┌──
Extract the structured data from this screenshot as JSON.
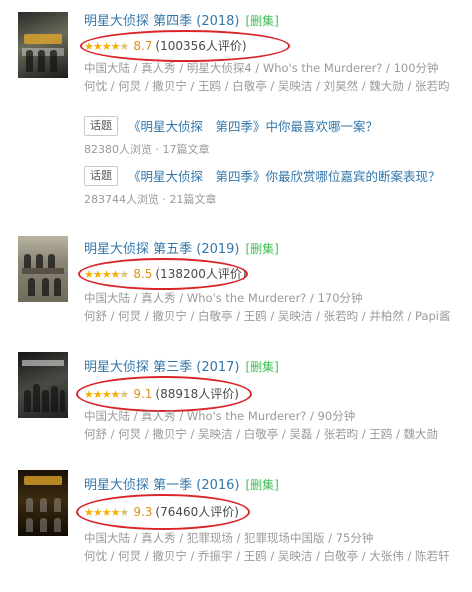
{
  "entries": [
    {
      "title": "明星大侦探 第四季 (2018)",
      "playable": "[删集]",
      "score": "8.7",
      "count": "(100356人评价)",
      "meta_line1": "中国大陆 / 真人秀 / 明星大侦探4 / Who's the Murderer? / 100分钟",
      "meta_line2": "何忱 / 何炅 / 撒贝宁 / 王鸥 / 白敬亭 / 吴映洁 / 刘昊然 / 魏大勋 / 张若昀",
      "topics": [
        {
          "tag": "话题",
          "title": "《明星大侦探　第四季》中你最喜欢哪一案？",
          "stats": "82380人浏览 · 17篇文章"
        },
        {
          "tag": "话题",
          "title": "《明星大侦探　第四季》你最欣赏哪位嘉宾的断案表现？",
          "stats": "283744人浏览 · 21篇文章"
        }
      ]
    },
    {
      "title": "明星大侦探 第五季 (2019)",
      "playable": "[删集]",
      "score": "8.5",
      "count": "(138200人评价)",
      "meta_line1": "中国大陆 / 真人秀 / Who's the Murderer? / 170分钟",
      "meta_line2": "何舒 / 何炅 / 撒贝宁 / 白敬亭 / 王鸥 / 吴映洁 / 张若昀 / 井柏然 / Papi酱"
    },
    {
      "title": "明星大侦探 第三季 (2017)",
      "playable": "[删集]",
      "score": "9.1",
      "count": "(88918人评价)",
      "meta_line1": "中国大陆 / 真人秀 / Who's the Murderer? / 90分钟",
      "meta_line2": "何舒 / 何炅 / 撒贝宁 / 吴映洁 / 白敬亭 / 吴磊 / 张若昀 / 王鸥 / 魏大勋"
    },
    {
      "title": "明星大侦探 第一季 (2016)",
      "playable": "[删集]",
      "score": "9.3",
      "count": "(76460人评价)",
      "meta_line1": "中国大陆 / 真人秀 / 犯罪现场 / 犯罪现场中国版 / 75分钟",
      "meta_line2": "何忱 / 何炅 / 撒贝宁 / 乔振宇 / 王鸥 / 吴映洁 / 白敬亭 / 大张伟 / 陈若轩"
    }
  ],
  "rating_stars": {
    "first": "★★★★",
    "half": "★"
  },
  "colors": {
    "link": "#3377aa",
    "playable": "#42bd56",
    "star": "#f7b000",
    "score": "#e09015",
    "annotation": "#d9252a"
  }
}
└──
Only the number is needed here: how many lines of the records contain "score"?

5